■ **GIVEN EXERCISE**
Copy whichever lines contain the string "взносов".

■ **A run of records**
- - - -

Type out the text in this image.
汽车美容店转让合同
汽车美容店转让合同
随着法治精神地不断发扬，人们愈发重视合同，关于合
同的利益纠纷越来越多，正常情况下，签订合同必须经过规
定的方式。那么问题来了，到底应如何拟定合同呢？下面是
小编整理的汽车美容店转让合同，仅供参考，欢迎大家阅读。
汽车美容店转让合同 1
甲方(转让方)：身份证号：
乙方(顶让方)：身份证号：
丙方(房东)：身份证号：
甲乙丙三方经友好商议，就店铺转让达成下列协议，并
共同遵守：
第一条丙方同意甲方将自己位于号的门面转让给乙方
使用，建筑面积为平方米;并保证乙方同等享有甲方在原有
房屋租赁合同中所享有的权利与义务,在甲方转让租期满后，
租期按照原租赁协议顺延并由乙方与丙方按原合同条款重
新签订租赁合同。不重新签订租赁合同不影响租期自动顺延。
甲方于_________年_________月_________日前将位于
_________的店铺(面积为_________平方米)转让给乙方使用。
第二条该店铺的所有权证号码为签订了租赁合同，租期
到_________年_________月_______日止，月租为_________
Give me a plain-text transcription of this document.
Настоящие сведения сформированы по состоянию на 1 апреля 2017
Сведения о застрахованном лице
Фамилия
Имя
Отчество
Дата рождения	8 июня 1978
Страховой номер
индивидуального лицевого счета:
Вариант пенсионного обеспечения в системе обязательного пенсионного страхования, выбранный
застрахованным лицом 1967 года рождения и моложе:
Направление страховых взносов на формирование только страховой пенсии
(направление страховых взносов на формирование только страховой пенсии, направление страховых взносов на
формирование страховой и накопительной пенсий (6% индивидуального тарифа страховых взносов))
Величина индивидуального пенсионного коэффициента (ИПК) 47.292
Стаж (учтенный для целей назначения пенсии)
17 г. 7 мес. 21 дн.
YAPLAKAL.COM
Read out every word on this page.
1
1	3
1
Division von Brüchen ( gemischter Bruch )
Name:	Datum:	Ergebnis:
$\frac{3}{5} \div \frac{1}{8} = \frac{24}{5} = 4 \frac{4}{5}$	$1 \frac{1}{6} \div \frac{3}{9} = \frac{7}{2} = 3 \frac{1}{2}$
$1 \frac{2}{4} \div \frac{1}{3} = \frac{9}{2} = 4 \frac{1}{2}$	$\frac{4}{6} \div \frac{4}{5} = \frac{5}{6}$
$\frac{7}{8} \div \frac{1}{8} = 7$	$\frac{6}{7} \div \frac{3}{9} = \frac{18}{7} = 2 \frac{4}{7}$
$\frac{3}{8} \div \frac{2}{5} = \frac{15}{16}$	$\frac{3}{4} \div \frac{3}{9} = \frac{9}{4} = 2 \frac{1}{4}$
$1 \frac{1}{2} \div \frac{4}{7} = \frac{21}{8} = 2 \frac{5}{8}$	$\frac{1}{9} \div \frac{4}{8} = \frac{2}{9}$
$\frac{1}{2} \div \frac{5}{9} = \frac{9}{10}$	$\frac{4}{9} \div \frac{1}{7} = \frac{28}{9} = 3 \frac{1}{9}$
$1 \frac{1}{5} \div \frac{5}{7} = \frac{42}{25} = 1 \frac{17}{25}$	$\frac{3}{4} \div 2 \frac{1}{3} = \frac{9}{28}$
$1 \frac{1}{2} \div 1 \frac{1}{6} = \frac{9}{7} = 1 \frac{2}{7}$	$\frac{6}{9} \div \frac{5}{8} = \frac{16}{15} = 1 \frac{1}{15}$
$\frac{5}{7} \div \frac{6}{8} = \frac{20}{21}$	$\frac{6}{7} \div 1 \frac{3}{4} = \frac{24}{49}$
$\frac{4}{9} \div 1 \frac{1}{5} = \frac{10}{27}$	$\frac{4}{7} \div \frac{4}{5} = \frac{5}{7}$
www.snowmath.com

- - - -

■ **ANSWER TO THE EXERCISE**
Направление страховых взносов на формирование только страховой пенсии
(направление страховых взносов на формирование только страховой пенсии, направление страховых взносов на
формирование страховой и накопительной пенсий (6% индивидуального тарифа страховых взносов))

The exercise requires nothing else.